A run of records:

··········

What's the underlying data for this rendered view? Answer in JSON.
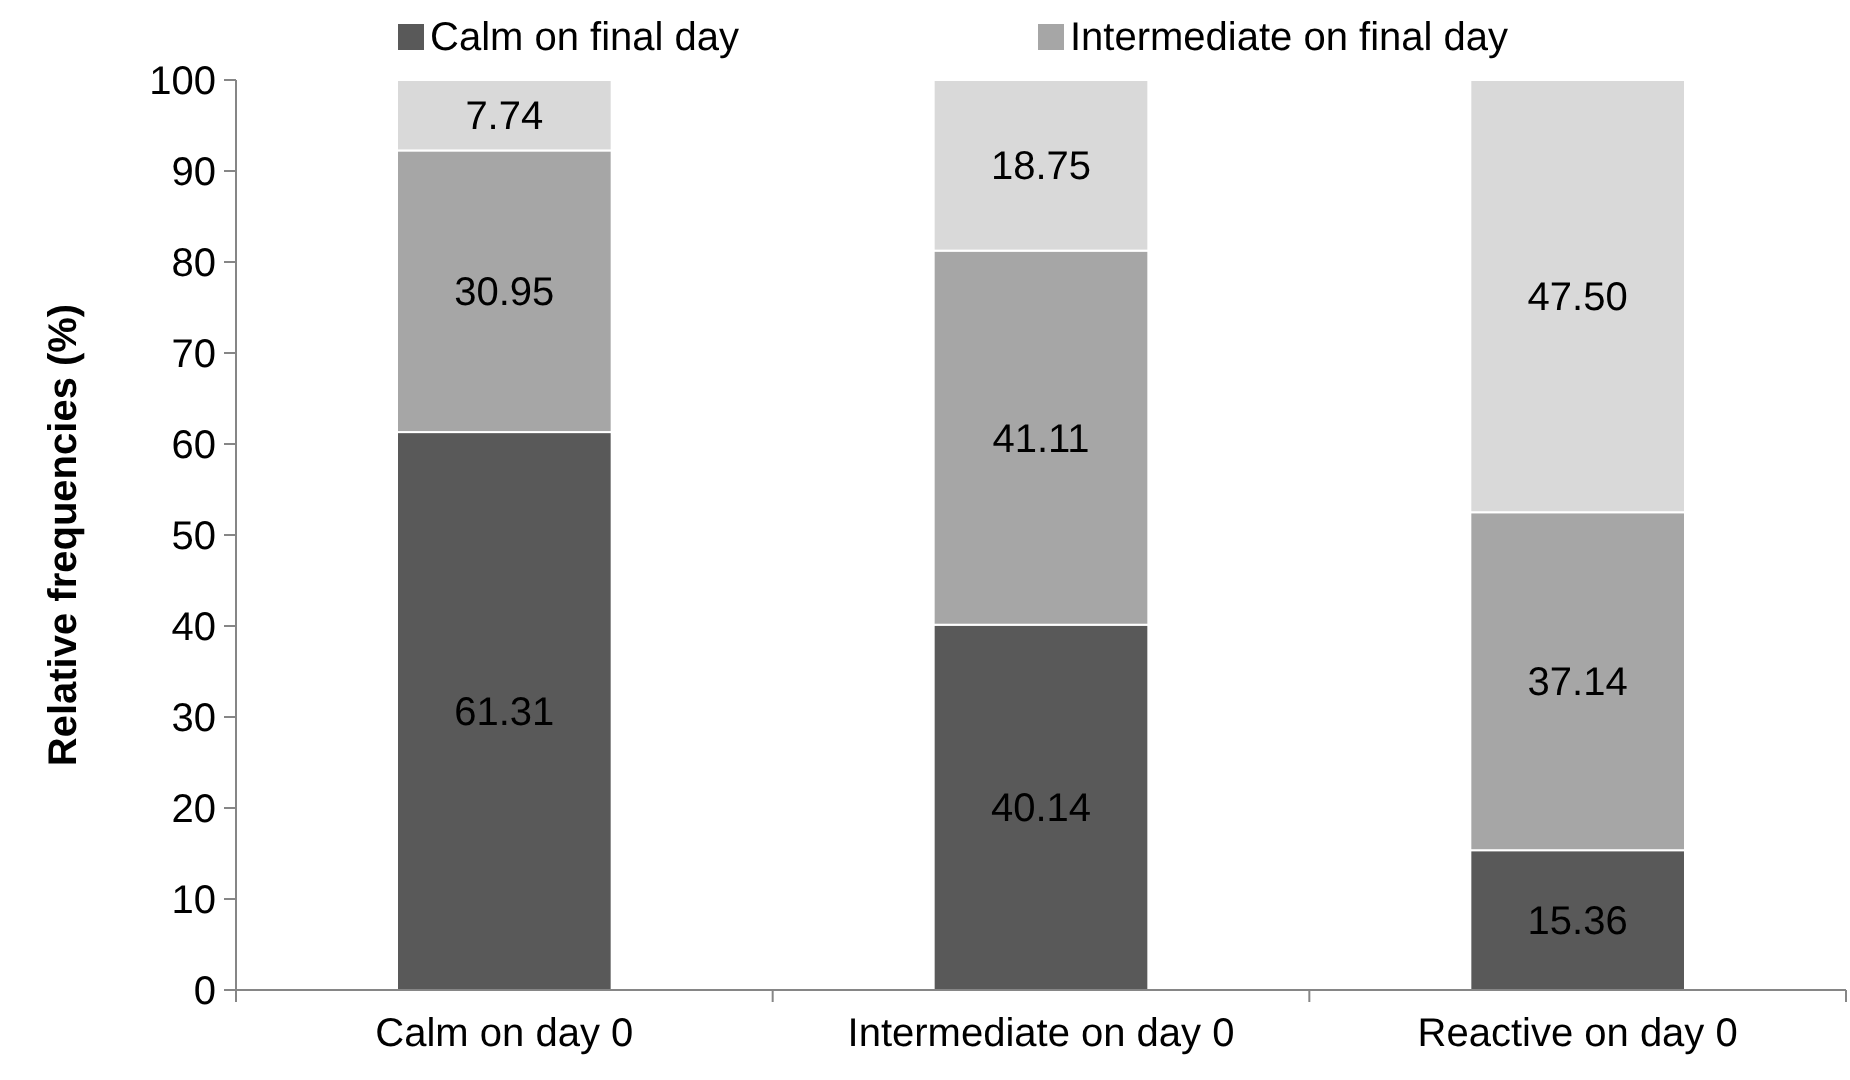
{
  "chart_data": {
    "type": "bar",
    "stacked": true,
    "ylabel": "Relative frequencies (%)",
    "categories": [
      "Calm on day 0",
      "Intermediate on day 0",
      "Reactive on day 0"
    ],
    "series": [
      {
        "name": "Calm on final day",
        "color": "#595959",
        "values": [
          61.31,
          40.14,
          15.36
        ],
        "value_labels": [
          "61.31",
          "40.14",
          "15.36"
        ]
      },
      {
        "name": "Intermediate on final day",
        "color": "#a6a6a6",
        "values": [
          30.95,
          41.11,
          37.14
        ],
        "value_labels": [
          "30.95",
          "41.11",
          "37.14"
        ]
      },
      {
        "color": "#d9d9d9",
        "values": [
          7.74,
          18.75,
          47.5
        ],
        "value_labels": [
          "7.74",
          "18.75",
          "47.50"
        ]
      }
    ],
    "ylim": [
      0,
      100
    ],
    "yticks": [
      0,
      10,
      20,
      30,
      40,
      50,
      60,
      70,
      80,
      90,
      100
    ],
    "legend": "top",
    "grid": false
  }
}
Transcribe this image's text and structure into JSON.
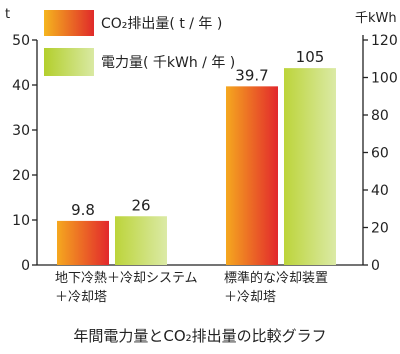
{
  "chart_data": {
    "type": "bar",
    "title": "年間電力量とCO₂排出量の比較グラフ",
    "categories": [
      [
        "地下冷熱＋冷却システム",
        "＋冷却塔"
      ],
      [
        "標準的な冷却装置",
        "＋冷却塔"
      ]
    ],
    "series": [
      {
        "name": "CO₂排出量( t / 年 )",
        "axis": "left",
        "values": [
          9.8,
          39.7
        ],
        "value_labels": [
          "9.8",
          "39.7"
        ],
        "color_top": "#f4a81d",
        "color_bottom": "#e3262c"
      },
      {
        "name": "電力量( 千kWh / 年 )",
        "axis": "right",
        "values": [
          26,
          105
        ],
        "value_labels": [
          "26",
          "105"
        ],
        "color_top": "#b9d433",
        "color_bottom": "#d4e79a"
      }
    ],
    "y_left": {
      "unit": "t",
      "range": [
        0,
        50
      ],
      "ticks": [
        0,
        10,
        20,
        30,
        40,
        50
      ]
    },
    "y_right": {
      "unit": "千kWh",
      "range": [
        0,
        120
      ],
      "ticks": [
        0,
        20,
        40,
        60,
        80,
        100,
        120
      ]
    },
    "grid": false,
    "legend_position": "top-left"
  }
}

··········

◆ **GOAL OF THE EXERCISE**
Every record above should be transcribed exactly; the pictures stay out of the copy.

◆ **SOLVED EXERCISE**
What's the underlying data for this rendered view? Answer in JSON.
{
  "chart_data": {
    "type": "bar",
    "stacked": true,
    "ylabel": "Relative frequencies (%)",
    "categories": [
      "Calm on day 0",
      "Intermediate on day 0",
      "Reactive on day 0"
    ],
    "series": [
      {
        "name": "Calm on final day",
        "color": "#595959",
        "values": [
          61.31,
          40.14,
          15.36
        ],
        "value_labels": [
          "61.31",
          "40.14",
          "15.36"
        ]
      },
      {
        "name": "Intermediate on final day",
        "color": "#a6a6a6",
        "values": [
          30.95,
          41.11,
          37.14
        ],
        "value_labels": [
          "30.95",
          "41.11",
          "37.14"
        ]
      },
      {
        "color": "#d9d9d9",
        "values": [
          7.74,
          18.75,
          47.5
        ],
        "value_labels": [
          "7.74",
          "18.75",
          "47.50"
        ]
      }
    ],
    "ylim": [
      0,
      100
    ],
    "yticks": [
      0,
      10,
      20,
      30,
      40,
      50,
      60,
      70,
      80,
      90,
      100
    ],
    "legend": "top",
    "grid": false
  }
}
Transcribe this image's text and structure into JSON.
{
  "chart_data": {
    "type": "bar",
    "title": "年間電力量とCO₂排出量の比較グラフ",
    "categories": [
      [
        "地下冷熱＋冷却システム",
        "＋冷却塔"
      ],
      [
        "標準的な冷却装置",
        "＋冷却塔"
      ]
    ],
    "series": [
      {
        "name": "CO₂排出量( t / 年 )",
        "axis": "left",
        "values": [
          9.8,
          39.7
        ],
        "value_labels": [
          "9.8",
          "39.7"
        ],
        "color_top": "#f4a81d",
        "color_bottom": "#e3262c"
      },
      {
        "name": "電力量( 千kWh / 年 )",
        "axis": "right",
        "values": [
          26,
          105
        ],
        "value_labels": [
          "26",
          "105"
        ],
        "color_top": "#b9d433",
        "color_bottom": "#d4e79a"
      }
    ],
    "y_left": {
      "unit": "t",
      "range": [
        0,
        50
      ],
      "ticks": [
        0,
        10,
        20,
        30,
        40,
        50
      ]
    },
    "y_right": {
      "unit": "千kWh",
      "range": [
        0,
        120
      ],
      "ticks": [
        0,
        20,
        40,
        60,
        80,
        100,
        120
      ]
    },
    "grid": false,
    "legend_position": "top-left"
  }
}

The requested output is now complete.